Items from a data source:
## BEGIN
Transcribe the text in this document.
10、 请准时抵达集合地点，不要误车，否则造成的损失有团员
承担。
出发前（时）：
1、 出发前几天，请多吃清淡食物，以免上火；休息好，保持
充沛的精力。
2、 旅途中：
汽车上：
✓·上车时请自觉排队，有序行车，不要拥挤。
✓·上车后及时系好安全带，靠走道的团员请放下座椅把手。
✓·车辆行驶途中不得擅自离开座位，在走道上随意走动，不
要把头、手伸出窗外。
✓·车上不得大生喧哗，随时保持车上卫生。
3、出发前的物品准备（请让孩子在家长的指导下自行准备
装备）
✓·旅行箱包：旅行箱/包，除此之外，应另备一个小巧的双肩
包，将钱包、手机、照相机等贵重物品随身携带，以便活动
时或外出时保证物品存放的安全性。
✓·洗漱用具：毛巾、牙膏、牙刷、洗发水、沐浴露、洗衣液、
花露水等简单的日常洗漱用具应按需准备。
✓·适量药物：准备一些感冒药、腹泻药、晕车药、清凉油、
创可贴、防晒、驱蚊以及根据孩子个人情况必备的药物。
## END
## BEGIN
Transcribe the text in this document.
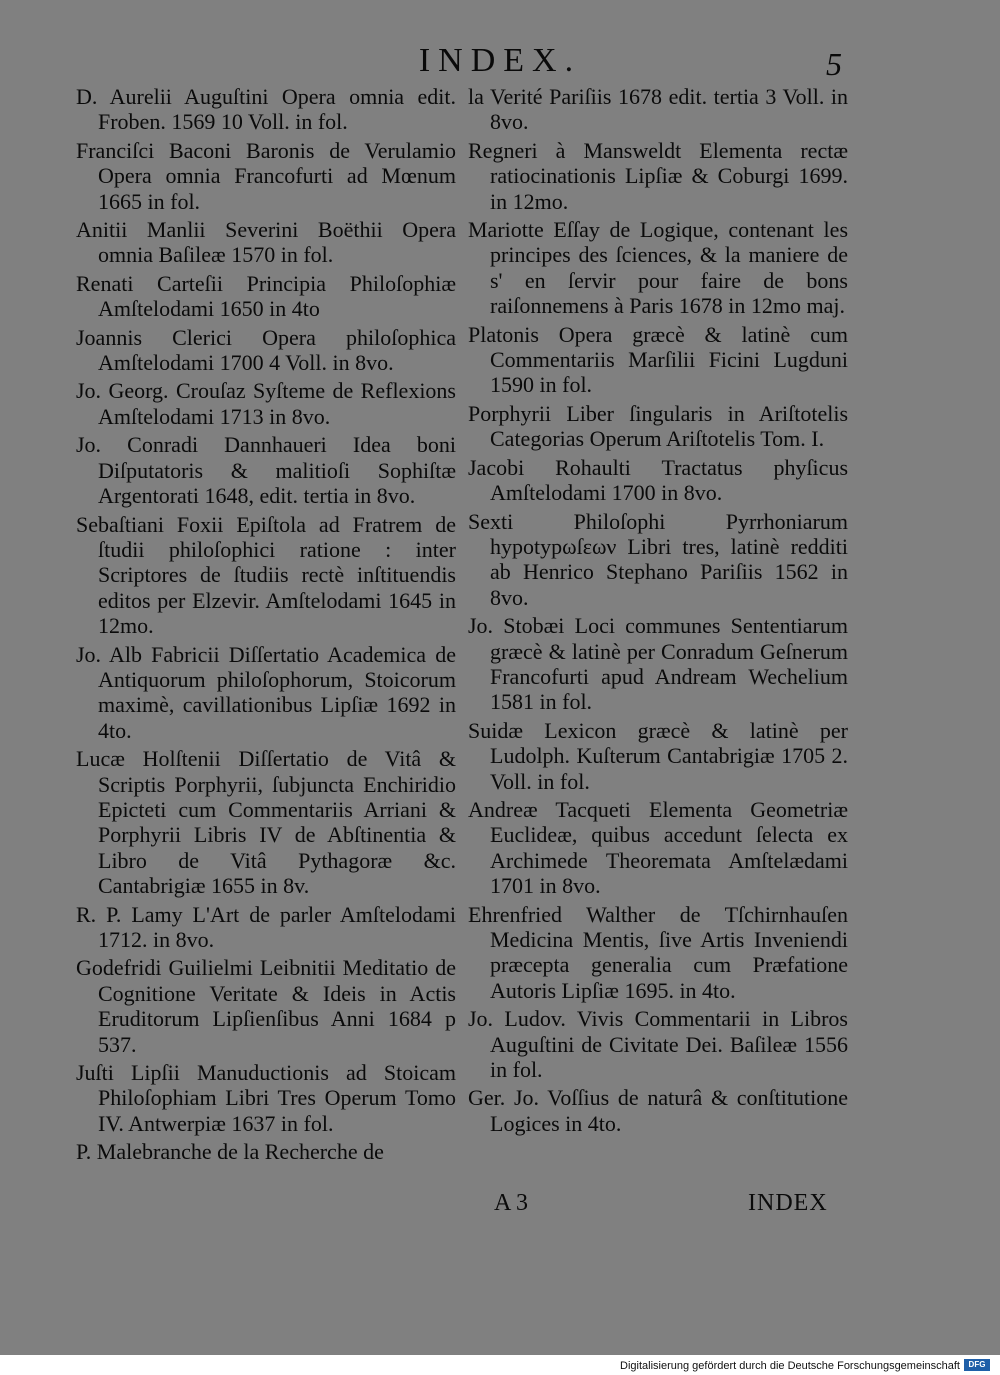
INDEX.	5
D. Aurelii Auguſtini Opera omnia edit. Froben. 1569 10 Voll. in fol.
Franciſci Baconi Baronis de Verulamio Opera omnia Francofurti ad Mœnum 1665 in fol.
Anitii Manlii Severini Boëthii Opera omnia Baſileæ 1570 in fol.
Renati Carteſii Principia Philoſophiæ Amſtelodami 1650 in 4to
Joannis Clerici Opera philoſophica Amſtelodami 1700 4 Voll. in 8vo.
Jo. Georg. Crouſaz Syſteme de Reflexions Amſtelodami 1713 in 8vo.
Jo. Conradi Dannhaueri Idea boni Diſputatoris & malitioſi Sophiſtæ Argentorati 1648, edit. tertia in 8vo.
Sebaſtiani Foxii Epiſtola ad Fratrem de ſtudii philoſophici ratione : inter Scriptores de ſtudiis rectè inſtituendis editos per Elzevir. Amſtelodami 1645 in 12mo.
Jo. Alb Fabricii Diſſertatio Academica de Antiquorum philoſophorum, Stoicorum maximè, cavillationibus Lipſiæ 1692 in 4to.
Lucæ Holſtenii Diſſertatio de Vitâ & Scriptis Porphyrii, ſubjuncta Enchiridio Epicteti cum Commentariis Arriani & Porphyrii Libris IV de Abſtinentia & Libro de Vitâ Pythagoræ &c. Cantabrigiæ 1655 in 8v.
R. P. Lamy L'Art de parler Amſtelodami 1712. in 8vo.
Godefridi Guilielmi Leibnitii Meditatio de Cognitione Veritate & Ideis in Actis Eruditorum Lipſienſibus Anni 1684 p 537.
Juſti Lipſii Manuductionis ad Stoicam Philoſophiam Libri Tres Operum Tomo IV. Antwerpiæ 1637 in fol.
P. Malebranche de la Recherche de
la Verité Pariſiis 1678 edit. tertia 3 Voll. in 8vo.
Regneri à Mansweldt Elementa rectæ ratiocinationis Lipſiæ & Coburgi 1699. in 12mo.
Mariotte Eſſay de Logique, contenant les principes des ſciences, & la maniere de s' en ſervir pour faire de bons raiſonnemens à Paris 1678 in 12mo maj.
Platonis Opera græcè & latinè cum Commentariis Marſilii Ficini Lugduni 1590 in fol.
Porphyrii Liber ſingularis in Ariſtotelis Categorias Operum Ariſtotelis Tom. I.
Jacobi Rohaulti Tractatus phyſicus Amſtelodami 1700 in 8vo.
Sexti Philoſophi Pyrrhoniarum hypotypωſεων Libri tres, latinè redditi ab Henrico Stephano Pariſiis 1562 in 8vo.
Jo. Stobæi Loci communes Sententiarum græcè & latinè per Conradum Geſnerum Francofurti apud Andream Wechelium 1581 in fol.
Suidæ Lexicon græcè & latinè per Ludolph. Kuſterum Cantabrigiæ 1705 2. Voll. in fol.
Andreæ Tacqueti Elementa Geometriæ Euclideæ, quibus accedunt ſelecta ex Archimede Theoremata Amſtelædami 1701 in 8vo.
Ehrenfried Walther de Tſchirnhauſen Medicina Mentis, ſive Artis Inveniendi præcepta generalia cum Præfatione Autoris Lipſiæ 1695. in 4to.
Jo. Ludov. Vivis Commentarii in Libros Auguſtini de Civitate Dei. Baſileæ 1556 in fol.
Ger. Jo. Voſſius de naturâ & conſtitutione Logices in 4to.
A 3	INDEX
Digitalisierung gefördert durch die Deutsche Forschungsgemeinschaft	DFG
## END
● **Short problem**
Scan the lines for the string "Diſſertatio". Copy out each line that matches.

● **Written answer**
Jo. Alb Fabricii Diſſertatio Academica de Antiquorum philoſophorum, Stoicorum maximè, cavillationibus Lipſiæ 1692 in 4to.
Lucæ Holſtenii Diſſertatio de Vitâ & Scriptis Porphyrii, ſubjuncta Enchiridio Epicteti cum Commentariis Arriani & Porphyrii Libris IV de Abſtinentia & Libro de Vitâ Pythagoræ &c. Cantabrigiæ 1655 in 8v.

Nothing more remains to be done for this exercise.